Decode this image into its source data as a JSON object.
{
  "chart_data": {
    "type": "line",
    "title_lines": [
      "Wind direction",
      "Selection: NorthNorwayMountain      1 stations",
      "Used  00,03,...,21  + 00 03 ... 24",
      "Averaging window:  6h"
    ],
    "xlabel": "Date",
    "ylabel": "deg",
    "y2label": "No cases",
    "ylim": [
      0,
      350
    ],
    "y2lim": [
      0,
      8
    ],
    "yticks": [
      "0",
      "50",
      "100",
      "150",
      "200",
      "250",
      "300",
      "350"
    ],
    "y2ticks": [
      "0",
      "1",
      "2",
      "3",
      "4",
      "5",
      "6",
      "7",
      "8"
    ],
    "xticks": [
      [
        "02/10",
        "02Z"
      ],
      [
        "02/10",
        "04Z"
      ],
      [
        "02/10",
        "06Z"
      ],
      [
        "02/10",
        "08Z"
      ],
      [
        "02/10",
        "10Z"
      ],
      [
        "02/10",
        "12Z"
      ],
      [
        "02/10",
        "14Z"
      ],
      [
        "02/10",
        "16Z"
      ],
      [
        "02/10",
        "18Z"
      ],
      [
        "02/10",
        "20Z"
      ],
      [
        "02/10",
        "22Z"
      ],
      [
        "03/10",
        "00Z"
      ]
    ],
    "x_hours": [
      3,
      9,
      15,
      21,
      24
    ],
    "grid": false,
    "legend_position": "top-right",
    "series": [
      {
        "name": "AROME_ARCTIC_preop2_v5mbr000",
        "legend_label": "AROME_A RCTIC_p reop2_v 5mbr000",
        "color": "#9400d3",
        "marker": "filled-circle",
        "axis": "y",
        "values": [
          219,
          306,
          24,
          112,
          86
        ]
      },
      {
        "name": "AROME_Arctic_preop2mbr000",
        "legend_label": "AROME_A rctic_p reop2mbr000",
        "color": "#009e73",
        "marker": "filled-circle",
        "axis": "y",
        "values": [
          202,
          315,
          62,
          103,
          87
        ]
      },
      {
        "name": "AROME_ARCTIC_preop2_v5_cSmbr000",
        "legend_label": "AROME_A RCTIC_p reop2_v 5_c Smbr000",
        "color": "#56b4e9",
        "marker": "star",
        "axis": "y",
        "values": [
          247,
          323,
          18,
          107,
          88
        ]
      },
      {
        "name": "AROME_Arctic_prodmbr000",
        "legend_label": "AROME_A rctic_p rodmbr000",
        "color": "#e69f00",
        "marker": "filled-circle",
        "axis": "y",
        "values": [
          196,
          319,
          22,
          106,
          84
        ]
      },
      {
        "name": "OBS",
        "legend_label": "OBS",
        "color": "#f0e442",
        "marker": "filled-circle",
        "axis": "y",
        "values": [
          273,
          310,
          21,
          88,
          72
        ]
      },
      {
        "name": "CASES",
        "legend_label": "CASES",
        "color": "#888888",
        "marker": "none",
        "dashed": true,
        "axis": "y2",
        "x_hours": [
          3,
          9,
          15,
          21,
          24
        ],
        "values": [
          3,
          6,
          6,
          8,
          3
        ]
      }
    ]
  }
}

◆ ◆ ◆ ◆

- WRITTEN TASK:
Show all lines from the listing above in which "name" appears.

- COMPLETED EXERCISE:
        "name": "AROME_ARCTIC_preop2_v5mbr000",
        "name": "AROME_Arctic_preop2mbr000",
        "name": "AROME_ARCTIC_preop2_v5_cSmbr000",
        "name": "AROME_Arctic_prodmbr000",
        "name": "OBS",
        "name": "CASES",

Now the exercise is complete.